• _Set problem_: Check each line of the listing for the string "component", count the lines that have it, and answer with that number only.

## begin

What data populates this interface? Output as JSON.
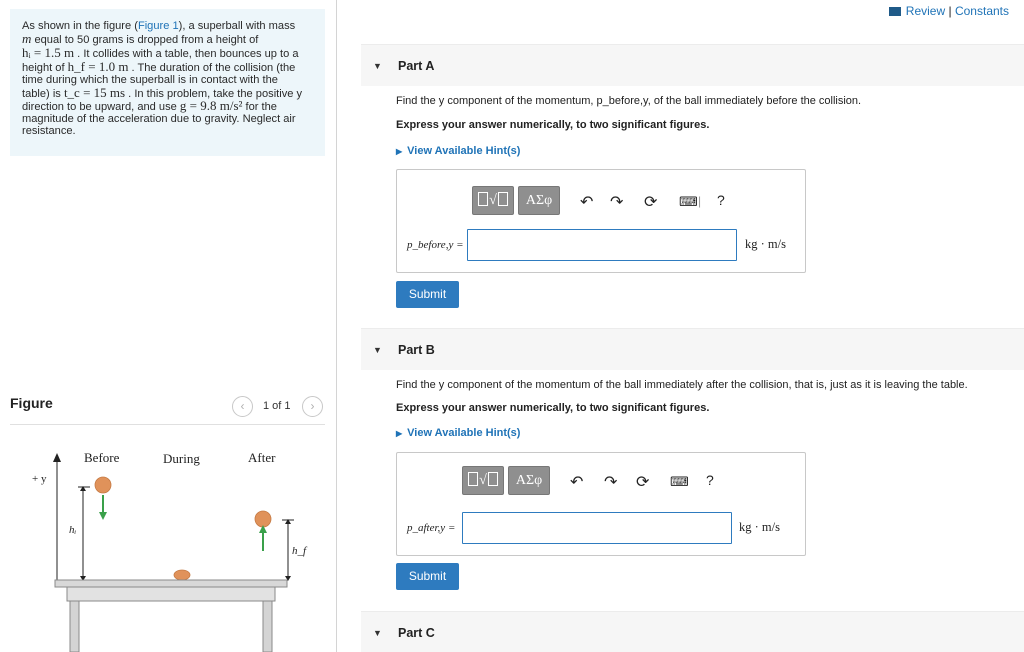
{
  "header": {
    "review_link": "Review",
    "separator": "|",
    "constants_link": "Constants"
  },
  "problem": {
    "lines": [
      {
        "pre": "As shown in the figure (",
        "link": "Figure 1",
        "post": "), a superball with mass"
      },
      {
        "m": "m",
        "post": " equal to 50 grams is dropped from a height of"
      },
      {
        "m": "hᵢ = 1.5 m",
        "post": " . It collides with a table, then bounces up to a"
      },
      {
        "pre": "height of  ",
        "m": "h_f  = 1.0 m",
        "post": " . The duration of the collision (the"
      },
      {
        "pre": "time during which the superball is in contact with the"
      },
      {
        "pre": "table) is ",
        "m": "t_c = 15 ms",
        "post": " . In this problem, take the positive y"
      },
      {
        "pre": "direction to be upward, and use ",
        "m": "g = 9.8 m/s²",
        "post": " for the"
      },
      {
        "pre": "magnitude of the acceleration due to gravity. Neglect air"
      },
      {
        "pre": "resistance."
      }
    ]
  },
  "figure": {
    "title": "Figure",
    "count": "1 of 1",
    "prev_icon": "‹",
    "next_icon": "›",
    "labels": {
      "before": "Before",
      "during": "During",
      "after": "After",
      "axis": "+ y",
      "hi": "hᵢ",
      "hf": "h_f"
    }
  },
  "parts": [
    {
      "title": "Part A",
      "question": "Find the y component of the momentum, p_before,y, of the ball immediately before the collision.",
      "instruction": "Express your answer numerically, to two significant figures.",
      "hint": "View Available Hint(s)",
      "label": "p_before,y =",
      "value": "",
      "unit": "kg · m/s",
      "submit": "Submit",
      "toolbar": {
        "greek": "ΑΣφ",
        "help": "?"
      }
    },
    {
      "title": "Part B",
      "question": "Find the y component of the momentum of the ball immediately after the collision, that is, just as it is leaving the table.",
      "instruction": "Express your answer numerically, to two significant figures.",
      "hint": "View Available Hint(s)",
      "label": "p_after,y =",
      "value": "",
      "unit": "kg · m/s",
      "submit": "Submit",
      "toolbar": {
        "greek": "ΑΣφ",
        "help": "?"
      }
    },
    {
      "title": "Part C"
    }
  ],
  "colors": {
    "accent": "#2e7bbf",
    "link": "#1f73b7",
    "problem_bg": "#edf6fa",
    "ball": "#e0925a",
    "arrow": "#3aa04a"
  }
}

## end
## begin

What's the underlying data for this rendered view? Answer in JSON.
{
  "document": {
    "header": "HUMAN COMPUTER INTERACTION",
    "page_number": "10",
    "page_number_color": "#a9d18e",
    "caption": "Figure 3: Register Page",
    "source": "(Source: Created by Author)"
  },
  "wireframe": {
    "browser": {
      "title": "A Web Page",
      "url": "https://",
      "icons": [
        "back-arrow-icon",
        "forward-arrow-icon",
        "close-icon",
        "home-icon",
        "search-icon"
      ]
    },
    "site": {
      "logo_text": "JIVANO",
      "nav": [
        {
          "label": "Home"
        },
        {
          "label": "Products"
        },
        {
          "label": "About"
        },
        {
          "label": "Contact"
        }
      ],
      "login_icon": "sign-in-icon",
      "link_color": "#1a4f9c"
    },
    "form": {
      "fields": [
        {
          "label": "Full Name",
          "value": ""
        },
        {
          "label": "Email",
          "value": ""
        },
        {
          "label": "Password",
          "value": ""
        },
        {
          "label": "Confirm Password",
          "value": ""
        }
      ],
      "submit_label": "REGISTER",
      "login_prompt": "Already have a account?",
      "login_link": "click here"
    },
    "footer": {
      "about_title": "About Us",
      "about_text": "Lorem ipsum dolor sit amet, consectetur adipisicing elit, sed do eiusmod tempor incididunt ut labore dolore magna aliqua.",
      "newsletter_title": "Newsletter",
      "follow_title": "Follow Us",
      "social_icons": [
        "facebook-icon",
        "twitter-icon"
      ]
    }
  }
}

## end

• _Written solution_: 2